■ Selected passage ■
---

9. Common Stockholder's Equity
As of September 26, 2004, the Company had authorized 50,000,000 shares of Common Stock with a par value of $0.001 per share (the "Common Stock"), of which 34,956,069 shares were issued and outstanding. In the first quarter of 2004, the Company repurchased 170,901 shares of its restricted Common Stock (see Note 3) for approximately $0.9 million and recorded this repurchase as treasury stock. In addition, as of September 26, 2004, the Company has repurchased a total of 553,340 shares of non-vested restricted stock for a nominal amount from executives who left the Company (refer to Note 3) and recorded these repurchases as treasury stock.
10. Preferred Stock
As of December 31, 2003, the Company had issued and outstanding 446,150 shares of Series A 8% Cumulative Compounding Preferred Stock (the "Preferred Stock"). In April 2004, the Company paid a dividend of $1.4 million on the Preferred Stock (representing all accrued and unpaid dividends on the Preferred Stock as of that date) and redeemed 50% of the then outstanding Preferred Stock for $22.3 million. As of September 26, 2004, 223,190 shares of the Company's Preferred Stock were outstanding.
14
Report of Independent Registered Public Accounting Firm
The
Board of Directors and Shareholders
Polaroid Holding Company and Subsidiary Companies
We have reviewed the accompanying consolidated balance sheet of Polaroid Holding Company and Subsidiary Companies as of September 26, 2004 and the related consolidated statements of earnings for the three and nine month periods ended September 26, 2004 and September 28, 2003 and consolidated statements of cash flows for the nine month periods ended September 26, 2004 and September 28, 2003. These consolidated financial statements are the responsibility of the Company's management.
We conducted our reviews in accordance with standards of the Public Company Accounting Oversight Board (United States). A review of interim financial information consists principally of applying analytical procedures and making inquiries of persons responsible for financial and accounting matters. It is substantially less in scope than an audit conducted in accordance with the standards of the Public Company Accounting Oversight Board (United States), the objective of which is the expression of an opinion regarding the financial statements taken as a whole. Accordingly, we do not express such an opinion.
Based on our reviews, we are not aware of any material modifications that should be made to the consolidated financial statements referred to above for them to be in conformity with United States generally accepted accounting principles.

---

■ Excerpted data ■
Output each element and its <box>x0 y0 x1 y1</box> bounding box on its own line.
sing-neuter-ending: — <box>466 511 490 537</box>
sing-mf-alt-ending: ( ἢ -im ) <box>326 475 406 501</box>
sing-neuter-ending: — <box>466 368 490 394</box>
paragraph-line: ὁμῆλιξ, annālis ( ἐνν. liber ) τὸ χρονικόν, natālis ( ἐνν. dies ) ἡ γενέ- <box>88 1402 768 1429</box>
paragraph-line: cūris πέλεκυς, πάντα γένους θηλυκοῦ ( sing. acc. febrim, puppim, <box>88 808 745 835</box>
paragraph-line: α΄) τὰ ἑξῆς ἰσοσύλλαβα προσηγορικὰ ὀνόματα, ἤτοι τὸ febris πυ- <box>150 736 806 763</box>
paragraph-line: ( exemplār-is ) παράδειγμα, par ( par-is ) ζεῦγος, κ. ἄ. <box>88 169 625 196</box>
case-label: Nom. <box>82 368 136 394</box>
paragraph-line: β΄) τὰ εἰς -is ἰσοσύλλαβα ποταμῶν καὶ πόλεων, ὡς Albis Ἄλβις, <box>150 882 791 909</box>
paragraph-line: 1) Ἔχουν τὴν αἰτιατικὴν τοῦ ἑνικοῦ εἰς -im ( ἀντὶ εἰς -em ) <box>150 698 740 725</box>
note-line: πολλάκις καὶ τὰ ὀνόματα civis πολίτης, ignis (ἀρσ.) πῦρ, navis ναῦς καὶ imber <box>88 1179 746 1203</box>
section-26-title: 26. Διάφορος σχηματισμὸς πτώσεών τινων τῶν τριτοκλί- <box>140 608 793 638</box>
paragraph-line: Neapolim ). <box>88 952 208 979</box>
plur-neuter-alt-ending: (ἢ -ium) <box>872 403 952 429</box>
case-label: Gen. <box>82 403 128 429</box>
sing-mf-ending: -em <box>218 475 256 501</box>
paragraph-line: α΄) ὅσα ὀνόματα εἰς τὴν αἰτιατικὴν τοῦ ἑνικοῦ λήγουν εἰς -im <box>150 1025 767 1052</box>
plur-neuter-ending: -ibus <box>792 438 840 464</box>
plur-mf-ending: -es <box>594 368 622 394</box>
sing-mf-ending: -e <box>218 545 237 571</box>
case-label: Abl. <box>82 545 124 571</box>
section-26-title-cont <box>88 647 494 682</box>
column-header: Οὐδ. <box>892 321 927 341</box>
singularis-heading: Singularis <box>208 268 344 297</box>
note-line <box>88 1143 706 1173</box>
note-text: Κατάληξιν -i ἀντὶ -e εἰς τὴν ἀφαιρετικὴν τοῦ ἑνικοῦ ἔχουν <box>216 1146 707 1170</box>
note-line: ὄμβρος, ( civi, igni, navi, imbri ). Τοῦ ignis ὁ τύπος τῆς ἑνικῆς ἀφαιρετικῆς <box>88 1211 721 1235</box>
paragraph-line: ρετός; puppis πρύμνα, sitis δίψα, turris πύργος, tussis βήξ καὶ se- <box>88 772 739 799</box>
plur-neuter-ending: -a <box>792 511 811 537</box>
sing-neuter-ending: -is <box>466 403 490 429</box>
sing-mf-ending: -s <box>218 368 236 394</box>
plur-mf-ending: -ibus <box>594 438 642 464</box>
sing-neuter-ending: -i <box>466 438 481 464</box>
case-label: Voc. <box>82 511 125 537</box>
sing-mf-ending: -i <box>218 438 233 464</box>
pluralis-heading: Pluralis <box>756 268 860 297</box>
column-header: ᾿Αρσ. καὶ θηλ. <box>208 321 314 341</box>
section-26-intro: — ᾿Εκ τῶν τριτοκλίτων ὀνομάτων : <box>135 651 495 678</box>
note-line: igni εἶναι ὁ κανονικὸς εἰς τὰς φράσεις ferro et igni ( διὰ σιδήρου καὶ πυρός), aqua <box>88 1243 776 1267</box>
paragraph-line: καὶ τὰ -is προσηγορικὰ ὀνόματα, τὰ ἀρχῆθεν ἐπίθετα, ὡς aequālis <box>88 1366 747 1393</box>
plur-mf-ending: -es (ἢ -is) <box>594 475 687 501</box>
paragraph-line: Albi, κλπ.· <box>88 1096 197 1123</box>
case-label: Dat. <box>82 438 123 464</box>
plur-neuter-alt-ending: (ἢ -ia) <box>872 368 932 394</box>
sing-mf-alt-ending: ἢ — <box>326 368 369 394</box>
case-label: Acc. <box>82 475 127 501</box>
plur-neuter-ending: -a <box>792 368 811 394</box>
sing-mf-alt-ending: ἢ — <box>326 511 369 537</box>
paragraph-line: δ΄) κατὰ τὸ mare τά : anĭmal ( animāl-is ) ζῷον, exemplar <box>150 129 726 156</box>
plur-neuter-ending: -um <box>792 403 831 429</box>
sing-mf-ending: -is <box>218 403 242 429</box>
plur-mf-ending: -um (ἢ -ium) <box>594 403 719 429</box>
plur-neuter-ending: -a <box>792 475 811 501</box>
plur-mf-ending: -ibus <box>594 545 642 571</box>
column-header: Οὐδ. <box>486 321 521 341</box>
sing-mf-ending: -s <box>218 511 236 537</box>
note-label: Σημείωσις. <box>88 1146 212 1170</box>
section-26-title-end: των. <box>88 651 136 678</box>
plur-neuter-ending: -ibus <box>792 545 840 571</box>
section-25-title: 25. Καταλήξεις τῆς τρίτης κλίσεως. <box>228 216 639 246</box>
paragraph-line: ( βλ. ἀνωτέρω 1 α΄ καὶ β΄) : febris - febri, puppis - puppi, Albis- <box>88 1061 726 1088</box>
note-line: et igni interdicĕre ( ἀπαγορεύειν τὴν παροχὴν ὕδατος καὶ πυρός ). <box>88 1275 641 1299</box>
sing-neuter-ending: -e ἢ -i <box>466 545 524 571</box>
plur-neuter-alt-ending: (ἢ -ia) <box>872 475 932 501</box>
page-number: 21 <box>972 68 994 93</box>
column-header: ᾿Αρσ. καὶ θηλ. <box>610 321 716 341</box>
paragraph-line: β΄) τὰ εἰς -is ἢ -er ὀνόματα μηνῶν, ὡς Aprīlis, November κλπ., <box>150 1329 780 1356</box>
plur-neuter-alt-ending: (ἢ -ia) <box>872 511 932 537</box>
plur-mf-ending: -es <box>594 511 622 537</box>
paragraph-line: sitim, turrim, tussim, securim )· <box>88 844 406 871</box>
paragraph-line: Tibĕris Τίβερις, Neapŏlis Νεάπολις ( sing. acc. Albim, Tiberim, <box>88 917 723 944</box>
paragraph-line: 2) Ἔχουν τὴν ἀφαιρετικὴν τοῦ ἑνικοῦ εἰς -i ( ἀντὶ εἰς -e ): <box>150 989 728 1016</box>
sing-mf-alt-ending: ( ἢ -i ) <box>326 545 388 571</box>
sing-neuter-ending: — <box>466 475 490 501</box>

---

■ Required task 1 ■
In the Polaroid filing excerpt, what par value per share did the Company's Common Stock have as of September 26, 2004?
■ Required task 2 ■
State whether each statement agrees with the Polaroid filing excerpt, and quote the words that decide it. (a) In April 2004, the Company redeemed half of its then outstanding Preferred Stock for $22.3 million. (b) The reviewers expressed an opinion on the financial statements taken as a whole. (c) The Company repurchased 170,901 shares of its restricted Common Stock in the second quarter of 2004.
■ Required task 3 ■
Repeat the part of the Polaroid filing excerpt that opens with the words containing "We conducted our" and closes with "such an opinion.".

■ Full response 1 ■
$0.001 per share.

■ Full response 2 ■
(a) Yes: "redeemed 50% of the then outstanding Preferred Stock for $22.3 million"
(b) No: "Accordingly, we do not express such an opinion."
(c) No: "In the first quarter of 2004, the Company repurchased 170,901 shares of its restricted Common Stock"

■ Full response 3 ■
We conducted our reviews in accordance with standards of the Public Company Accounting Oversight Board (United States). A review of interim financial information consists principally of applying analytical procedures and making inquiries of persons responsible for financial and accounting matters. It is substantially less in scope than an audit conducted in accordance with the standards of the Public Company Accounting Oversight Board (United States), the objective of which is the expression of an opinion regarding the financial statements taken as a whole. Accordingly, we do not express such an opinion.